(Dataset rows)
-=-=-=-=-
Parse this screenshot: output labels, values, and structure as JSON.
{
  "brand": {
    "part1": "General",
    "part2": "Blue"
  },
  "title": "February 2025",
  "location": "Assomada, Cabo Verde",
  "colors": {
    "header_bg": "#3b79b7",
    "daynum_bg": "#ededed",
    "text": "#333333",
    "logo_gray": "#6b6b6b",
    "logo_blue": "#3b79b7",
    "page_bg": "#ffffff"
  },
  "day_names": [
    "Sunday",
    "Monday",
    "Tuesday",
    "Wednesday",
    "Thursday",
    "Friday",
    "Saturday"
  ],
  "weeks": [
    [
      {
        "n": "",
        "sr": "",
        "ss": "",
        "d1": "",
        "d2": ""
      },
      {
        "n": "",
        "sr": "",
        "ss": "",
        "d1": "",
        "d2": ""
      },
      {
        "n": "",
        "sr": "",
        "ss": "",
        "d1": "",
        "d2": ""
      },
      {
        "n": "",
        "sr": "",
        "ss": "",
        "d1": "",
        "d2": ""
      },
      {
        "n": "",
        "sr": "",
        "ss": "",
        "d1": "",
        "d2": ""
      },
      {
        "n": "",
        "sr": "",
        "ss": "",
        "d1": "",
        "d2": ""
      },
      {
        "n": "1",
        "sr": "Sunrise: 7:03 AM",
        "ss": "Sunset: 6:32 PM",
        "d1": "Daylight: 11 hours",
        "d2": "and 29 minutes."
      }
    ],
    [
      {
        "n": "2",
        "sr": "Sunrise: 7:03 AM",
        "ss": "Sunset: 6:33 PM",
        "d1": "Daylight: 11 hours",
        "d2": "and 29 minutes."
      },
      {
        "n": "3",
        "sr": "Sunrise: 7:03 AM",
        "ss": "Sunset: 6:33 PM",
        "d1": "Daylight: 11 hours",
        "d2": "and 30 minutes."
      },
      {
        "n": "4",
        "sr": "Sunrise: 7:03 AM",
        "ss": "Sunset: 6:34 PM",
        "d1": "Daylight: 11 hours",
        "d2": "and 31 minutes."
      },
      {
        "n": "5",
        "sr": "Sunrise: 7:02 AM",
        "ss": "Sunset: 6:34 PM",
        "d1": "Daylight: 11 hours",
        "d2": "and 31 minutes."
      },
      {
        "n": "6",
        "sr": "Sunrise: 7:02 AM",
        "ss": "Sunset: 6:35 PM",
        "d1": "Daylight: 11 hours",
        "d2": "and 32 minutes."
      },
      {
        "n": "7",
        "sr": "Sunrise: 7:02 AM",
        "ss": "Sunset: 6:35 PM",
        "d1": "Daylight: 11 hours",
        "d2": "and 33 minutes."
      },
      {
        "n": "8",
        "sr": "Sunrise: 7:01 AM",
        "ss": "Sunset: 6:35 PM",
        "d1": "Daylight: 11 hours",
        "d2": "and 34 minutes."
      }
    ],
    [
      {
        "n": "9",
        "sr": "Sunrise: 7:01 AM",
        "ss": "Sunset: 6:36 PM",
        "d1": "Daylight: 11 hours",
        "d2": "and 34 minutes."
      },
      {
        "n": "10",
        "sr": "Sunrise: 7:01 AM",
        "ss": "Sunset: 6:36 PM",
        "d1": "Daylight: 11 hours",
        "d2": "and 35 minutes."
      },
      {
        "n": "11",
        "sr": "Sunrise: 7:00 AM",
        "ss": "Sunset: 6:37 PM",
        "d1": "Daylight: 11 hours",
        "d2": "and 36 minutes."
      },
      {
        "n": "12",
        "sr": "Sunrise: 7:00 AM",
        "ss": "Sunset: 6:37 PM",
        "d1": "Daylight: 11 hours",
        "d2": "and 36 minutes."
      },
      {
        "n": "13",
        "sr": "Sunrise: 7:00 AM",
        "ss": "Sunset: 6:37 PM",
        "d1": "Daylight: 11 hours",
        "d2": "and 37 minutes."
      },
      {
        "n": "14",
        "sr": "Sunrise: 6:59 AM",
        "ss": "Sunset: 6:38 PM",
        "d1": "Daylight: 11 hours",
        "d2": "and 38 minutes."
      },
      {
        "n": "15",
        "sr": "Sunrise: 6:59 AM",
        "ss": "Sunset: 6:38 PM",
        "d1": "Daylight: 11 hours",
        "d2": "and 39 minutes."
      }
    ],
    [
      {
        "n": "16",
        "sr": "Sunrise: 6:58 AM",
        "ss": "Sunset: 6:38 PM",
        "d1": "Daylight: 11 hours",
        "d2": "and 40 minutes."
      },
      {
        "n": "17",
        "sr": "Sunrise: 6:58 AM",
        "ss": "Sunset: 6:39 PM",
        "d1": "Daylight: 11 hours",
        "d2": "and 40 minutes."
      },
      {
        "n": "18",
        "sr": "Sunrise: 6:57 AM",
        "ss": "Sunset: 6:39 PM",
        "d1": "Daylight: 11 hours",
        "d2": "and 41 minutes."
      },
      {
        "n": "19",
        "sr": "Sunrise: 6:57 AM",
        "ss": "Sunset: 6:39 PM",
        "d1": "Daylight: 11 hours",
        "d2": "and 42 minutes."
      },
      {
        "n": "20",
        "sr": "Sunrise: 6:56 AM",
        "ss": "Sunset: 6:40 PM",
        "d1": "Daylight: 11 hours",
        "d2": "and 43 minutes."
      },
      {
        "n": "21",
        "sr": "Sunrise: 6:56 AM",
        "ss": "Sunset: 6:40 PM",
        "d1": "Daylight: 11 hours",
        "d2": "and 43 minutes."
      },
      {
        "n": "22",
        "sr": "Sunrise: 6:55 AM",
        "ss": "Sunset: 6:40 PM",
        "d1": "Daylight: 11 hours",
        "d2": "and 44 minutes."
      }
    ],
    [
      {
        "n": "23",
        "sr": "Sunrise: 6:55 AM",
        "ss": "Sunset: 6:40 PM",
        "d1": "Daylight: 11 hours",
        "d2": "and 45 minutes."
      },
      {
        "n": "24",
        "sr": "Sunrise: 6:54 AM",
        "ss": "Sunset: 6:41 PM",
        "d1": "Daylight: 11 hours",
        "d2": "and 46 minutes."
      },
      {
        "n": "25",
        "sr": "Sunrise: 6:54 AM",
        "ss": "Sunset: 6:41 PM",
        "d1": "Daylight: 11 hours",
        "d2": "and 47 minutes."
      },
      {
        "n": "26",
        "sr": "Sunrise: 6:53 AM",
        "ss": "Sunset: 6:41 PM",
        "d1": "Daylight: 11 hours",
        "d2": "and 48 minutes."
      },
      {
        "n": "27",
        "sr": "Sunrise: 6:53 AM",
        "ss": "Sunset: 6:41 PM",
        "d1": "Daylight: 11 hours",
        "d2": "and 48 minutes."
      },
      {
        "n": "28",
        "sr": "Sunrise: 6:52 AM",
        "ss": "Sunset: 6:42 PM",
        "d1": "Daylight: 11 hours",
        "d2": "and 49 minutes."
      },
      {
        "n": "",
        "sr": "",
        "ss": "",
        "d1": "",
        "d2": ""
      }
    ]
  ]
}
-=-=-=-=-
Aim
Retype all the material above precisely, with no line left out.

Answer to the problem
Parse this screenshot: output labels, values, and structure as JSON.
{
  "brand": {
    "part1": "General",
    "part2": "Blue"
  },
  "title": "February 2025",
  "location": "Assomada, Cabo Verde",
  "colors": {
    "header_bg": "#3b79b7",
    "daynum_bg": "#ededed",
    "text": "#333333",
    "logo_gray": "#6b6b6b",
    "logo_blue": "#3b79b7",
    "page_bg": "#ffffff"
  },
  "day_names": [
    "Sunday",
    "Monday",
    "Tuesday",
    "Wednesday",
    "Thursday",
    "Friday",
    "Saturday"
  ],
  "weeks": [
    [
      {
        "n": "",
        "sr": "",
        "ss": "",
        "d1": "",
        "d2": ""
      },
      {
        "n": "",
        "sr": "",
        "ss": "",
        "d1": "",
        "d2": ""
      },
      {
        "n": "",
        "sr": "",
        "ss": "",
        "d1": "",
        "d2": ""
      },
      {
        "n": "",
        "sr": "",
        "ss": "",
        "d1": "",
        "d2": ""
      },
      {
        "n": "",
        "sr": "",
        "ss": "",
        "d1": "",
        "d2": ""
      },
      {
        "n": "",
        "sr": "",
        "ss": "",
        "d1": "",
        "d2": ""
      },
      {
        "n": "1",
        "sr": "Sunrise: 7:03 AM",
        "ss": "Sunset: 6:32 PM",
        "d1": "Daylight: 11 hours",
        "d2": "and 29 minutes."
      }
    ],
    [
      {
        "n": "2",
        "sr": "Sunrise: 7:03 AM",
        "ss": "Sunset: 6:33 PM",
        "d1": "Daylight: 11 hours",
        "d2": "and 29 minutes."
      },
      {
        "n": "3",
        "sr": "Sunrise: 7:03 AM",
        "ss": "Sunset: 6:33 PM",
        "d1": "Daylight: 11 hours",
        "d2": "and 30 minutes."
      },
      {
        "n": "4",
        "sr": "Sunrise: 7:03 AM",
        "ss": "Sunset: 6:34 PM",
        "d1": "Daylight: 11 hours",
        "d2": "and 31 minutes."
      },
      {
        "n": "5",
        "sr": "Sunrise: 7:02 AM",
        "ss": "Sunset: 6:34 PM",
        "d1": "Daylight: 11 hours",
        "d2": "and 31 minutes."
      },
      {
        "n": "6",
        "sr": "Sunrise: 7:02 AM",
        "ss": "Sunset: 6:35 PM",
        "d1": "Daylight: 11 hours",
        "d2": "and 32 minutes."
      },
      {
        "n": "7",
        "sr": "Sunrise: 7:02 AM",
        "ss": "Sunset: 6:35 PM",
        "d1": "Daylight: 11 hours",
        "d2": "and 33 minutes."
      },
      {
        "n": "8",
        "sr": "Sunrise: 7:01 AM",
        "ss": "Sunset: 6:35 PM",
        "d1": "Daylight: 11 hours",
        "d2": "and 34 minutes."
      }
    ],
    [
      {
        "n": "9",
        "sr": "Sunrise: 7:01 AM",
        "ss": "Sunset: 6:36 PM",
        "d1": "Daylight: 11 hours",
        "d2": "and 34 minutes."
      },
      {
        "n": "10",
        "sr": "Sunrise: 7:01 AM",
        "ss": "Sunset: 6:36 PM",
        "d1": "Daylight: 11 hours",
        "d2": "and 35 minutes."
      },
      {
        "n": "11",
        "sr": "Sunrise: 7:00 AM",
        "ss": "Sunset: 6:37 PM",
        "d1": "Daylight: 11 hours",
        "d2": "and 36 minutes."
      },
      {
        "n": "12",
        "sr": "Sunrise: 7:00 AM",
        "ss": "Sunset: 6:37 PM",
        "d1": "Daylight: 11 hours",
        "d2": "and 36 minutes."
      },
      {
        "n": "13",
        "sr": "Sunrise: 7:00 AM",
        "ss": "Sunset: 6:37 PM",
        "d1": "Daylight: 11 hours",
        "d2": "and 37 minutes."
      },
      {
        "n": "14",
        "sr": "Sunrise: 6:59 AM",
        "ss": "Sunset: 6:38 PM",
        "d1": "Daylight: 11 hours",
        "d2": "and 38 minutes."
      },
      {
        "n": "15",
        "sr": "Sunrise: 6:59 AM",
        "ss": "Sunset: 6:38 PM",
        "d1": "Daylight: 11 hours",
        "d2": "and 39 minutes."
      }
    ],
    [
      {
        "n": "16",
        "sr": "Sunrise: 6:58 AM",
        "ss": "Sunset: 6:38 PM",
        "d1": "Daylight: 11 hours",
        "d2": "and 40 minutes."
      },
      {
        "n": "17",
        "sr": "Sunrise: 6:58 AM",
        "ss": "Sunset: 6:39 PM",
        "d1": "Daylight: 11 hours",
        "d2": "and 40 minutes."
      },
      {
        "n": "18",
        "sr": "Sunrise: 6:57 AM",
        "ss": "Sunset: 6:39 PM",
        "d1": "Daylight: 11 hours",
        "d2": "and 41 minutes."
      },
      {
        "n": "19",
        "sr": "Sunrise: 6:57 AM",
        "ss": "Sunset: 6:39 PM",
        "d1": "Daylight: 11 hours",
        "d2": "and 42 minutes."
      },
      {
        "n": "20",
        "sr": "Sunrise: 6:56 AM",
        "ss": "Sunset: 6:40 PM",
        "d1": "Daylight: 11 hours",
        "d2": "and 43 minutes."
      },
      {
        "n": "21",
        "sr": "Sunrise: 6:56 AM",
        "ss": "Sunset: 6:40 PM",
        "d1": "Daylight: 11 hours",
        "d2": "and 43 minutes."
      },
      {
        "n": "22",
        "sr": "Sunrise: 6:55 AM",
        "ss": "Sunset: 6:40 PM",
        "d1": "Daylight: 11 hours",
        "d2": "and 44 minutes."
      }
    ],
    [
      {
        "n": "23",
        "sr": "Sunrise: 6:55 AM",
        "ss": "Sunset: 6:40 PM",
        "d1": "Daylight: 11 hours",
        "d2": "and 45 minutes."
      },
      {
        "n": "24",
        "sr": "Sunrise: 6:54 AM",
        "ss": "Sunset: 6:41 PM",
        "d1": "Daylight: 11 hours",
        "d2": "and 46 minutes."
      },
      {
        "n": "25",
        "sr": "Sunrise: 6:54 AM",
        "ss": "Sunset: 6:41 PM",
        "d1": "Daylight: 11 hours",
        "d2": "and 47 minutes."
      },
      {
        "n": "26",
        "sr": "Sunrise: 6:53 AM",
        "ss": "Sunset: 6:41 PM",
        "d1": "Daylight: 11 hours",
        "d2": "and 48 minutes."
      },
      {
        "n": "27",
        "sr": "Sunrise: 6:53 AM",
        "ss": "Sunset: 6:41 PM",
        "d1": "Daylight: 11 hours",
        "d2": "and 48 minutes."
      },
      {
        "n": "28",
        "sr": "Sunrise: 6:52 AM",
        "ss": "Sunset: 6:42 PM",
        "d1": "Daylight: 11 hours",
        "d2": "and 49 minutes."
      },
      {
        "n": "",
        "sr": "",
        "ss": "",
        "d1": "",
        "d2": ""
      }
    ]
  ]
}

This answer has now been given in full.